- **Raw data**:
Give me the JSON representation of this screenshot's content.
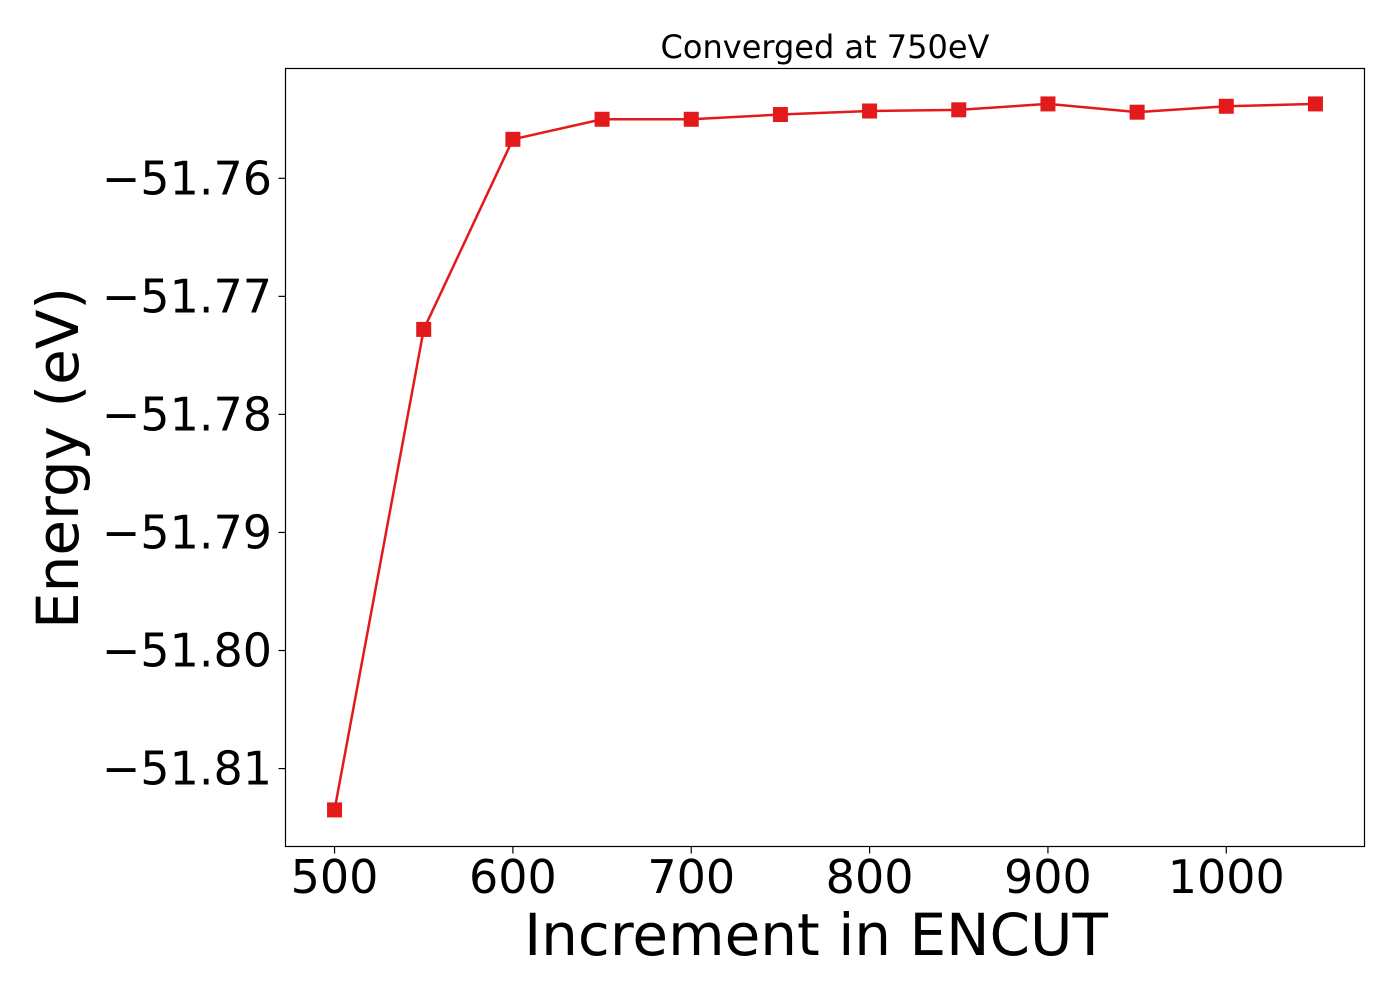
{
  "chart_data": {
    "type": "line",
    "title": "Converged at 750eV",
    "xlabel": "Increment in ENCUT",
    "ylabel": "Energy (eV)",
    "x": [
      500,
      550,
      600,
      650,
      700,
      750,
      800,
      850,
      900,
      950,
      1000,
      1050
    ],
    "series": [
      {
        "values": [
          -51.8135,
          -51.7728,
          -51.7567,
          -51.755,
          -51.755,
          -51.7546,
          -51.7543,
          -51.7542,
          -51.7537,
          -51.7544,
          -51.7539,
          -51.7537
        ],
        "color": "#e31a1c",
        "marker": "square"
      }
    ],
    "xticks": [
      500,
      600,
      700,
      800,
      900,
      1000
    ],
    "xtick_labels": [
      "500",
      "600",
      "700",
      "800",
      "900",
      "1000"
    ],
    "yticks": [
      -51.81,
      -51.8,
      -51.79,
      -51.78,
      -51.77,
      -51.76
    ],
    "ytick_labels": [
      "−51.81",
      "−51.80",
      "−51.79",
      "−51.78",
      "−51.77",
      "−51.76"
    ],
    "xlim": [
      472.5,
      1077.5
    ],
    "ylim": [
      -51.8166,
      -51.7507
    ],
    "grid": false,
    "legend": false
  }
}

- **Short exercise**:
Give back every line exactly as it stands, pictures excluded.

- **In response**:
Give me the JSON representation of this screenshot's content.
{
  "chart_data": {
    "type": "line",
    "title": "Converged at 750eV",
    "xlabel": "Increment in ENCUT",
    "ylabel": "Energy (eV)",
    "x": [
      500,
      550,
      600,
      650,
      700,
      750,
      800,
      850,
      900,
      950,
      1000,
      1050
    ],
    "series": [
      {
        "values": [
          -51.8135,
          -51.7728,
          -51.7567,
          -51.755,
          -51.755,
          -51.7546,
          -51.7543,
          -51.7542,
          -51.7537,
          -51.7544,
          -51.7539,
          -51.7537
        ],
        "color": "#e31a1c",
        "marker": "square"
      }
    ],
    "xticks": [
      500,
      600,
      700,
      800,
      900,
      1000
    ],
    "xtick_labels": [
      "500",
      "600",
      "700",
      "800",
      "900",
      "1000"
    ],
    "yticks": [
      -51.81,
      -51.8,
      -51.79,
      -51.78,
      -51.77,
      -51.76
    ],
    "ytick_labels": [
      "−51.81",
      "−51.80",
      "−51.79",
      "−51.78",
      "−51.77",
      "−51.76"
    ],
    "xlim": [
      472.5,
      1077.5
    ],
    "ylim": [
      -51.8166,
      -51.7507
    ],
    "grid": false,
    "legend": false
  }
}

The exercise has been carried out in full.